#### Input rows:
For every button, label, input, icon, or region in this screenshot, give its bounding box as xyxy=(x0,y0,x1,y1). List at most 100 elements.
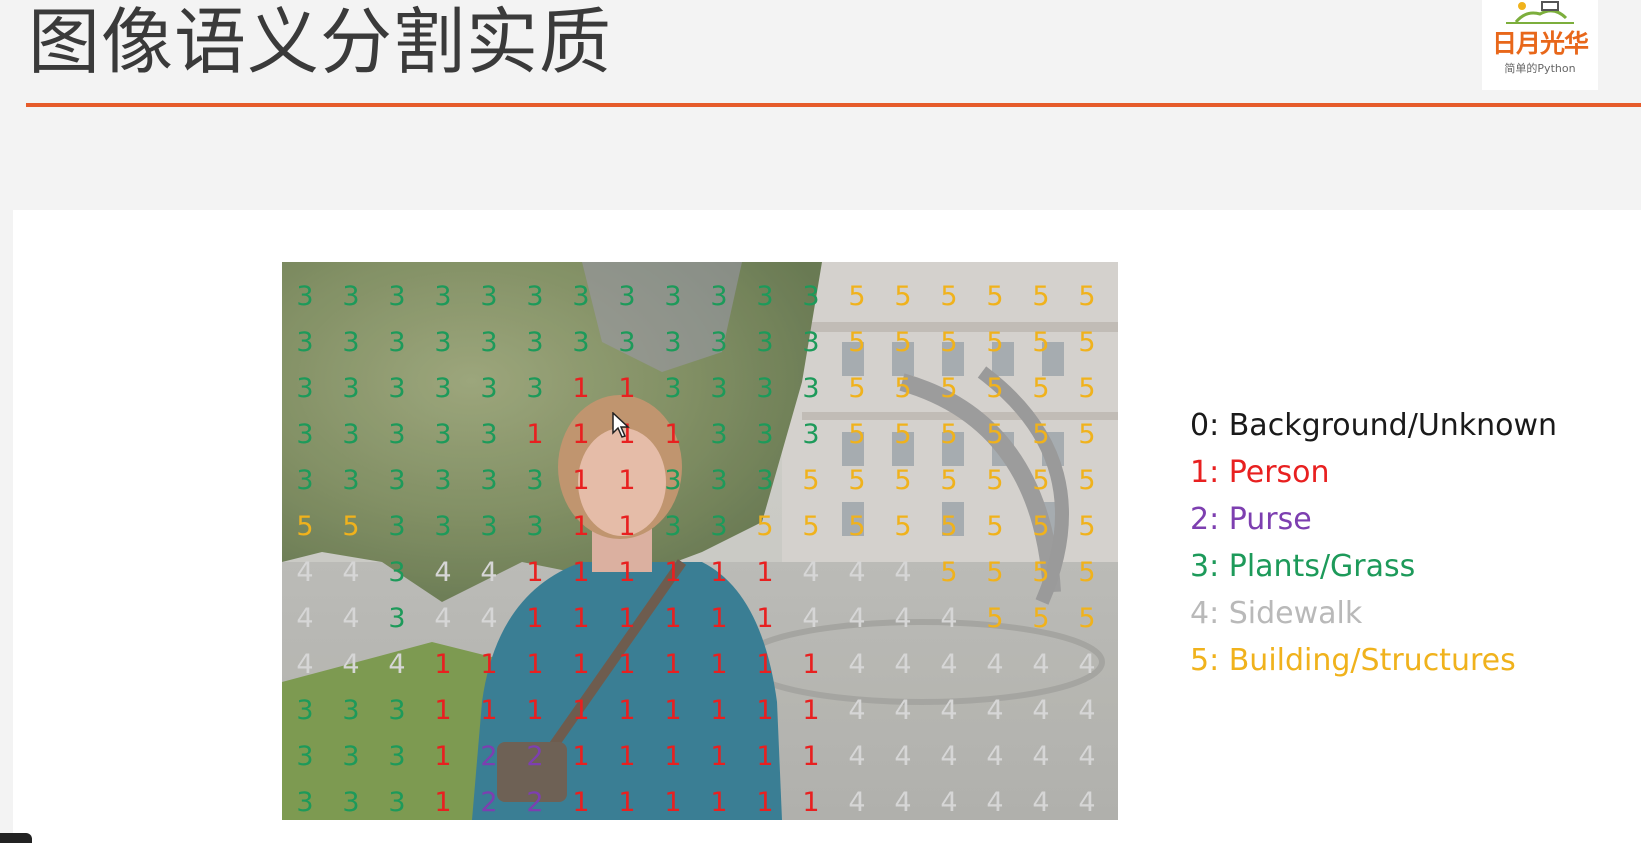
segmentation-label: 1 xyxy=(480,649,498,680)
segmentation-label: 5 xyxy=(1078,373,1096,404)
segmentation-label: 3 xyxy=(296,327,314,358)
segmentation-label: 3 xyxy=(664,465,682,496)
segmentation-label: 1 xyxy=(802,649,820,680)
logo-main-text: 日月光华 xyxy=(1491,29,1589,58)
segmentation-label: 4 xyxy=(986,649,1004,680)
segmentation-label: 3 xyxy=(710,373,728,404)
segmentation-label: 5 xyxy=(940,465,958,496)
segmentation-label: 3 xyxy=(526,327,544,358)
segmentation-label: 4 xyxy=(296,603,314,634)
segmentation-label: 4 xyxy=(342,649,360,680)
segmentation-label: 3 xyxy=(342,741,360,772)
segmentation-label: 4 xyxy=(986,787,1004,818)
segmentation-label: 1 xyxy=(526,695,544,726)
segmentation-label: 3 xyxy=(296,373,314,404)
segmentation-label: 3 xyxy=(572,327,590,358)
segmentation-label: 1 xyxy=(618,511,636,542)
segmentation-label: 5 xyxy=(894,373,912,404)
segmentation-label: 1 xyxy=(664,695,682,726)
segmentation-label: 5 xyxy=(1078,281,1096,312)
segmentation-label: 3 xyxy=(802,327,820,358)
segmentation-label: 5 xyxy=(986,419,1004,450)
segmentation-label: 4 xyxy=(1078,741,1096,772)
segmentation-label: 3 xyxy=(710,327,728,358)
segmentation-label: 4 xyxy=(342,557,360,588)
segmentation-label: 5 xyxy=(1032,603,1050,634)
segmentation-label: 1 xyxy=(572,695,590,726)
segmentation-label: 1 xyxy=(756,649,774,680)
segmentation-label: 1 xyxy=(664,603,682,634)
segmentation-label: 3 xyxy=(710,419,728,450)
segmentation-label: 4 xyxy=(1078,695,1096,726)
segmentation-label: 4 xyxy=(296,649,314,680)
segmentation-label: 3 xyxy=(526,465,544,496)
segmentation-label: 5 xyxy=(1078,557,1096,588)
segmentation-label: 1 xyxy=(664,741,682,772)
segmentation-label: 1 xyxy=(434,695,452,726)
segmentation-label: 3 xyxy=(480,419,498,450)
segmentation-label: 1 xyxy=(618,373,636,404)
segmentation-label: 5 xyxy=(940,511,958,542)
segmentation-label: 4 xyxy=(894,557,912,588)
segmentation-label: 5 xyxy=(1078,327,1096,358)
segmentation-label: 3 xyxy=(710,465,728,496)
segmentation-label: 2 xyxy=(480,741,498,772)
segmentation-label: 3 xyxy=(296,281,314,312)
legend-item-sidewalk: 4: Sidewalk xyxy=(1190,596,1363,631)
segmentation-label: 3 xyxy=(296,465,314,496)
segmentation-label: 3 xyxy=(710,511,728,542)
segmentation-label: 5 xyxy=(940,281,958,312)
segmentation-label: 5 xyxy=(1032,281,1050,312)
segmentation-label: 5 xyxy=(802,511,820,542)
segmentation-label: 5 xyxy=(802,465,820,496)
segmentation-label: 3 xyxy=(434,419,452,450)
segmentation-label: 1 xyxy=(756,741,774,772)
segmentation-label: 3 xyxy=(664,373,682,404)
segmentation-label: 3 xyxy=(388,465,406,496)
segmentation-label: 4 xyxy=(894,741,912,772)
segmentation-label: 3 xyxy=(618,327,636,358)
segmentation-label: 4 xyxy=(296,557,314,588)
segmentation-label: 3 xyxy=(388,557,406,588)
segmentation-label: 3 xyxy=(480,511,498,542)
legend-item-person: 1: Person xyxy=(1190,455,1330,490)
segmentation-label: 4 xyxy=(802,557,820,588)
segmentation-label: 4 xyxy=(940,787,958,818)
segmentation-label: 1 xyxy=(526,649,544,680)
segmentation-label: 3 xyxy=(664,327,682,358)
segmentation-label-grid: 3333333333335555553333333333335555553333… xyxy=(282,262,1118,820)
segmentation-label: 5 xyxy=(1032,557,1050,588)
logo-illustration-icon xyxy=(1506,1,1574,24)
segmentation-label: 1 xyxy=(756,557,774,588)
segmentation-label: 3 xyxy=(710,281,728,312)
segmentation-label: 1 xyxy=(710,787,728,818)
corner-tab[interactable] xyxy=(0,833,32,843)
segmentation-label: 3 xyxy=(756,465,774,496)
segmentation-label: 5 xyxy=(940,557,958,588)
segmentation-label: 5 xyxy=(342,511,360,542)
segmentation-label: 3 xyxy=(434,281,452,312)
segmentation-label: 3 xyxy=(434,327,452,358)
segmentation-label: 5 xyxy=(1032,327,1050,358)
segmentation-label: 3 xyxy=(296,741,314,772)
segmentation-label: 4 xyxy=(848,603,866,634)
brand-logo: 日月光华 简单的Python xyxy=(1482,0,1598,90)
segmentation-label: 1 xyxy=(710,741,728,772)
segmentation-label: 4 xyxy=(1078,787,1096,818)
segmentation-label: 4 xyxy=(940,741,958,772)
segmentation-label: 1 xyxy=(710,649,728,680)
segmentation-label: 1 xyxy=(572,603,590,634)
segmentation-label: 5 xyxy=(848,465,866,496)
segmentation-label: 4 xyxy=(342,603,360,634)
segmentation-label: 5 xyxy=(756,511,774,542)
segmentation-label: 1 xyxy=(664,557,682,588)
segmentation-label: 5 xyxy=(848,373,866,404)
segmentation-label: 5 xyxy=(848,419,866,450)
segmentation-label: 4 xyxy=(1032,649,1050,680)
segmentation-label: 2 xyxy=(526,787,544,818)
segmentation-label: 3 xyxy=(526,511,544,542)
segmentation-label: 1 xyxy=(480,695,498,726)
segmentation-label: 1 xyxy=(572,741,590,772)
segmentation-label: 3 xyxy=(434,511,452,542)
segmentation-label: 3 xyxy=(756,327,774,358)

#### Written task:
Change "bounding box" to "enclosing box" throughout the records above and give the lines again with nothing else altered. Leave the pictures out of your answer.

#### Complete answer:
For every button, label, input, icon, or region in this screenshot, give its enclosing box as xyxy=(x0,y0,x1,y1). List at most 100 elements.
segmentation-label: 1 xyxy=(480,649,498,680)
segmentation-label: 5 xyxy=(1078,373,1096,404)
segmentation-label: 3 xyxy=(296,327,314,358)
segmentation-label: 3 xyxy=(664,465,682,496)
segmentation-label: 1 xyxy=(802,649,820,680)
logo-main-text: 日月光华 xyxy=(1491,29,1589,58)
segmentation-label: 4 xyxy=(986,649,1004,680)
segmentation-label: 3 xyxy=(710,373,728,404)
segmentation-label: 5 xyxy=(940,465,958,496)
segmentation-label: 3 xyxy=(526,327,544,358)
segmentation-label: 4 xyxy=(296,603,314,634)
segmentation-label: 4 xyxy=(342,649,360,680)
segmentation-label: 3 xyxy=(342,741,360,772)
segmentation-label: 4 xyxy=(986,787,1004,818)
segmentation-label: 1 xyxy=(526,695,544,726)
segmentation-label: 3 xyxy=(296,373,314,404)
segmentation-label: 3 xyxy=(572,327,590,358)
segmentation-label: 1 xyxy=(618,511,636,542)
segmentation-label: 5 xyxy=(894,373,912,404)
segmentation-label: 1 xyxy=(664,695,682,726)
segmentation-label: 5 xyxy=(1078,281,1096,312)
segmentation-label: 3 xyxy=(802,327,820,358)
segmentation-label: 5 xyxy=(986,419,1004,450)
segmentation-label: 4 xyxy=(1078,741,1096,772)
segmentation-label: 3 xyxy=(710,327,728,358)
segmentation-label: 4 xyxy=(342,557,360,588)
segmentation-label: 5 xyxy=(1032,603,1050,634)
segmentation-label: 1 xyxy=(572,695,590,726)
segmentation-label: 1 xyxy=(756,649,774,680)
segmentation-label: 1 xyxy=(664,603,682,634)
segmentation-label: 3 xyxy=(710,419,728,450)
segmentation-label: 4 xyxy=(1078,695,1096,726)
segmentation-label: 4 xyxy=(296,649,314,680)
segmentation-label: 3 xyxy=(526,465,544,496)
segmentation-label: 5 xyxy=(1078,557,1096,588)
segmentation-label: 1 xyxy=(664,741,682,772)
segmentation-label: 1 xyxy=(434,695,452,726)
segmentation-label: 3 xyxy=(480,419,498,450)
segmentation-label: 1 xyxy=(618,373,636,404)
segmentation-label: 5 xyxy=(940,511,958,542)
segmentation-label: 4 xyxy=(894,557,912,588)
segmentation-label: 5 xyxy=(1078,327,1096,358)
segmentation-label: 3 xyxy=(710,465,728,496)
segmentation-label: 2 xyxy=(480,741,498,772)
segmentation-label: 3 xyxy=(296,281,314,312)
legend-item-sidewalk: 4: Sidewalk xyxy=(1190,596,1363,631)
segmentation-label: 3 xyxy=(296,465,314,496)
segmentation-label: 3 xyxy=(710,511,728,542)
segmentation-label: 5 xyxy=(940,281,958,312)
segmentation-label: 5 xyxy=(1032,281,1050,312)
segmentation-label: 5 xyxy=(802,511,820,542)
segmentation-label: 5 xyxy=(802,465,820,496)
segmentation-label: 3 xyxy=(434,419,452,450)
segmentation-label: 1 xyxy=(756,741,774,772)
segmentation-label: 3 xyxy=(664,373,682,404)
segmentation-label: 3 xyxy=(388,465,406,496)
segmentation-label: 4 xyxy=(894,741,912,772)
segmentation-label: 3 xyxy=(618,327,636,358)
segmentation-label: 4 xyxy=(296,557,314,588)
segmentation-label: 3 xyxy=(388,557,406,588)
segmentation-label: 3 xyxy=(480,511,498,542)
legend-item-person: 1: Person xyxy=(1190,455,1330,490)
segmentation-label: 4 xyxy=(802,557,820,588)
segmentation-label: 4 xyxy=(940,787,958,818)
segmentation-label: 1 xyxy=(526,649,544,680)
segmentation-label: 3 xyxy=(664,327,682,358)
segmentation-label-grid: 3333333333335555553333333333335555553333… xyxy=(282,262,1118,820)
segmentation-label: 5 xyxy=(1032,557,1050,588)
logo-illustration-icon xyxy=(1506,1,1574,24)
segmentation-label: 1 xyxy=(756,557,774,588)
segmentation-label: 3 xyxy=(710,281,728,312)
segmentation-label: 1 xyxy=(710,787,728,818)
corner-tab[interactable] xyxy=(0,833,32,843)
segmentation-label: 3 xyxy=(756,465,774,496)
segmentation-label: 5 xyxy=(940,557,958,588)
segmentation-label: 5 xyxy=(342,511,360,542)
segmentation-label: 3 xyxy=(434,281,452,312)
segmentation-label: 3 xyxy=(434,327,452,358)
segmentation-label: 5 xyxy=(1032,327,1050,358)
segmentation-label: 3 xyxy=(296,741,314,772)
segmentation-label: 4 xyxy=(848,603,866,634)
brand-logo: 日月光华 简单的Python xyxy=(1482,0,1598,90)
segmentation-label: 1 xyxy=(710,741,728,772)
segmentation-label: 4 xyxy=(1078,787,1096,818)
segmentation-label: 4 xyxy=(940,741,958,772)
segmentation-label: 1 xyxy=(710,649,728,680)
segmentation-label: 1 xyxy=(572,603,590,634)
segmentation-label: 5 xyxy=(848,465,866,496)
segmentation-label: 4 xyxy=(342,603,360,634)
segmentation-label: 5 xyxy=(756,511,774,542)
segmentation-label: 1 xyxy=(664,557,682,588)
segmentation-label: 5 xyxy=(848,373,866,404)
segmentation-label: 5 xyxy=(848,419,866,450)
segmentation-label: 4 xyxy=(1032,649,1050,680)
segmentation-label: 2 xyxy=(526,787,544,818)
segmentation-label: 3 xyxy=(526,511,544,542)
segmentation-label: 1 xyxy=(480,695,498,726)
segmentation-label: 1 xyxy=(572,741,590,772)
segmentation-label: 3 xyxy=(434,511,452,542)
segmentation-label: 3 xyxy=(756,327,774,358)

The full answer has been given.